Locate the line that contains "What's the underlying" in the entries below. Retype it and all following lines through the final one, character for character.
-- START --
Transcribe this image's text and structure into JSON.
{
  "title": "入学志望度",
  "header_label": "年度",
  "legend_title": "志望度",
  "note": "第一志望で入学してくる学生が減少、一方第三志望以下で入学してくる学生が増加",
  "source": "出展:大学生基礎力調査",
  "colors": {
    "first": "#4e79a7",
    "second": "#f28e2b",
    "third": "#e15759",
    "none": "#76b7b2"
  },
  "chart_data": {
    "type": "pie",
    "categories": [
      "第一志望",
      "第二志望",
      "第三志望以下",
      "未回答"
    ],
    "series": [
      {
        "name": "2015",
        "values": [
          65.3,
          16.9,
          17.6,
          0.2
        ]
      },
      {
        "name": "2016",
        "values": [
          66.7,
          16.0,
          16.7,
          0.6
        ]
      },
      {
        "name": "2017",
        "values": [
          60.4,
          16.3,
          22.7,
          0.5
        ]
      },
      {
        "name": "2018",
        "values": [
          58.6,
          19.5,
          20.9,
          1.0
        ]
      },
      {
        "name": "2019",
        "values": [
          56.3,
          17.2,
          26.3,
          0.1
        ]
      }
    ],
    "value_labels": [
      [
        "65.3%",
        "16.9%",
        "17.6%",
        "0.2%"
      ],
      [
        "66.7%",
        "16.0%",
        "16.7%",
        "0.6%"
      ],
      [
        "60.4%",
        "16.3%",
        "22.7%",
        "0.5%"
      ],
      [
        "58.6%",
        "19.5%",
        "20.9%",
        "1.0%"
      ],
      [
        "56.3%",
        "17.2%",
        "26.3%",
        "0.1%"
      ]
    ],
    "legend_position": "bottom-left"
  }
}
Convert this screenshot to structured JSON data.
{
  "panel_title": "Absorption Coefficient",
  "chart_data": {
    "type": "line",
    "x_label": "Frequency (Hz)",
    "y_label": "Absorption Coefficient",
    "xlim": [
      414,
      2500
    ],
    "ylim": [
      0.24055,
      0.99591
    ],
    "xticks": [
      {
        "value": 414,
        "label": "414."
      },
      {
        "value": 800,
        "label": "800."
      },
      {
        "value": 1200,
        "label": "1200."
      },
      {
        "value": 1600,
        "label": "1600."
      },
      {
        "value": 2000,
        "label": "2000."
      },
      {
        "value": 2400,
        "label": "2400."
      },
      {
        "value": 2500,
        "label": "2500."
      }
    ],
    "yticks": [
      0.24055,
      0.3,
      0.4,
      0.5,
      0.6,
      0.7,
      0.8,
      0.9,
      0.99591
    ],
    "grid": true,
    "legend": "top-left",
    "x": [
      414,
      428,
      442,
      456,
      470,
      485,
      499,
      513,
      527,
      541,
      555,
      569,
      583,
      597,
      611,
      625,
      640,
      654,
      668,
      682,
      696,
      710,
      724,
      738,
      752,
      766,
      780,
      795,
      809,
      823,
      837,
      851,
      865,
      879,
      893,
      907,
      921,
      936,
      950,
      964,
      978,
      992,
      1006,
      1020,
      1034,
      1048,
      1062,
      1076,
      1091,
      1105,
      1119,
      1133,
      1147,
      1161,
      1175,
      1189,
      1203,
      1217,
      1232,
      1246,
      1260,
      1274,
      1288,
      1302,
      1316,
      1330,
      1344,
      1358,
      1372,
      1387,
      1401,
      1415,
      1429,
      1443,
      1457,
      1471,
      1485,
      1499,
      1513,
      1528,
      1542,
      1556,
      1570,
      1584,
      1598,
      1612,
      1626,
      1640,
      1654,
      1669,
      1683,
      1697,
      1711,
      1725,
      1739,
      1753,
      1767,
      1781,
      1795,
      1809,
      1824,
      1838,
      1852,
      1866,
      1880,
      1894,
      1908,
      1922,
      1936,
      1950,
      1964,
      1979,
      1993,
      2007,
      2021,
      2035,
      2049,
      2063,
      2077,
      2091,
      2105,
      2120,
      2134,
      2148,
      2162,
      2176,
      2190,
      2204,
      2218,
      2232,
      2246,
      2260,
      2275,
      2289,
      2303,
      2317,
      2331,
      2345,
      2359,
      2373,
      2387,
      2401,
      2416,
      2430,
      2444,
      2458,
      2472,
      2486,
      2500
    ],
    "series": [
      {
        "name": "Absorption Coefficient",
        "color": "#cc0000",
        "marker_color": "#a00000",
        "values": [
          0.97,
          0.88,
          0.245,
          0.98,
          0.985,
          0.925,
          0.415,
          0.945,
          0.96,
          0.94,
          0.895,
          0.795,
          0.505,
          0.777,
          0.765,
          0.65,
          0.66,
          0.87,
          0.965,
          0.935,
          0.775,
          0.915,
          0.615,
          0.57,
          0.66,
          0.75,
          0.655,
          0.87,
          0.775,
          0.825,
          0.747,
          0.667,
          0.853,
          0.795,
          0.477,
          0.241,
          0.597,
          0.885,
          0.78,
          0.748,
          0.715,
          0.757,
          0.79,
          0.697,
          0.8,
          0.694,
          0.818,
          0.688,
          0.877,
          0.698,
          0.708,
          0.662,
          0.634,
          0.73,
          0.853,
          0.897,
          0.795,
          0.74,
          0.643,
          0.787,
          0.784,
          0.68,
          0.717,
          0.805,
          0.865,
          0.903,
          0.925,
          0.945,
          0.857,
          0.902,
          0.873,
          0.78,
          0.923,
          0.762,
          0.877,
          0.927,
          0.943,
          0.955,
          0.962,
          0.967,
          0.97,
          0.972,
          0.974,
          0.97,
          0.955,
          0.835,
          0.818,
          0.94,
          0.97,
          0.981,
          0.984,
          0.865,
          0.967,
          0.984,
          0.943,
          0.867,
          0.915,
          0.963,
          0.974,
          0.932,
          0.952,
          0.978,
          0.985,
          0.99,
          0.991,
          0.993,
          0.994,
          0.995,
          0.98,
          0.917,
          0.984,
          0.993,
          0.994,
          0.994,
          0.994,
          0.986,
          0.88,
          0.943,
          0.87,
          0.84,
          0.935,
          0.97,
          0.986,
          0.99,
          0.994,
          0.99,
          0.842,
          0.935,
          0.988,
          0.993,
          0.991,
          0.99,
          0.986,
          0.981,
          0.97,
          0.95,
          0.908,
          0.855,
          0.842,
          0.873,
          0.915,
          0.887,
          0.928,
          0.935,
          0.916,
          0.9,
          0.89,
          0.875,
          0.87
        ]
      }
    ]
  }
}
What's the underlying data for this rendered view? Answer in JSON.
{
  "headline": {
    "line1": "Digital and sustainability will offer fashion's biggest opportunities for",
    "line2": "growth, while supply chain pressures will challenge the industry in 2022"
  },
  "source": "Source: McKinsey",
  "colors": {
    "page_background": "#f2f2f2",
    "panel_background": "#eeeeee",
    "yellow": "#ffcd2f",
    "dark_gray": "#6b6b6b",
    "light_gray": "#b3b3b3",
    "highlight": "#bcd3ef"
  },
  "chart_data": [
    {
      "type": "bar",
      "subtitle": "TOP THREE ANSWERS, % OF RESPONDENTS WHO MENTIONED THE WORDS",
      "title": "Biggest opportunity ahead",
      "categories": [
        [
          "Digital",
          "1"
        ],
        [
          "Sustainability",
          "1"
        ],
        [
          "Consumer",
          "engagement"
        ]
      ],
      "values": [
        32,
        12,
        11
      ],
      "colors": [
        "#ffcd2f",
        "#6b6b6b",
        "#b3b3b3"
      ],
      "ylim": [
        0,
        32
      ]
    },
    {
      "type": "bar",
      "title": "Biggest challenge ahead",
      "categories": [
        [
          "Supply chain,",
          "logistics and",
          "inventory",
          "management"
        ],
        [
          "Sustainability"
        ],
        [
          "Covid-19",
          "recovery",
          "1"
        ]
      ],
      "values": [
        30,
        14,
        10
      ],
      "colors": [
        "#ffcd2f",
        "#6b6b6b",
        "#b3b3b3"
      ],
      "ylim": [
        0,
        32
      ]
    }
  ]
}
-- END --
[The solution]
What's the underlying data for this rendered view? Answer in JSON.
{
  "headline": {
    "line1": "Digital and sustainability will offer fashion's biggest opportunities for",
    "line2": "growth, while supply chain pressures will challenge the industry in 2022"
  },
  "source": "Source: McKinsey",
  "colors": {
    "page_background": "#f2f2f2",
    "panel_background": "#eeeeee",
    "yellow": "#ffcd2f",
    "dark_gray": "#6b6b6b",
    "light_gray": "#b3b3b3",
    "highlight": "#bcd3ef"
  },
  "chart_data": [
    {
      "type": "bar",
      "subtitle": "TOP THREE ANSWERS, % OF RESPONDENTS WHO MENTIONED THE WORDS",
      "title": "Biggest opportunity ahead",
      "categories": [
        [
          "Digital",
          "1"
        ],
        [
          "Sustainability",
          "1"
        ],
        [
          "Consumer",
          "engagement"
        ]
      ],
      "values": [
        32,
        12,
        11
      ],
      "colors": [
        "#ffcd2f",
        "#6b6b6b",
        "#b3b3b3"
      ],
      "ylim": [
        0,
        32
      ]
    },
    {
      "type": "bar",
      "title": "Biggest challenge ahead",
      "categories": [
        [
          "Supply chain,",
          "logistics and",
          "inventory",
          "management"
        ],
        [
          "Sustainability"
        ],
        [
          "Covid-19",
          "recovery",
          "1"
        ]
      ],
      "values": [
        30,
        14,
        10
      ],
      "colors": [
        "#ffcd2f",
        "#6b6b6b",
        "#b3b3b3"
      ],
      "ylim": [
        0,
        32
      ]
    }
  ]
}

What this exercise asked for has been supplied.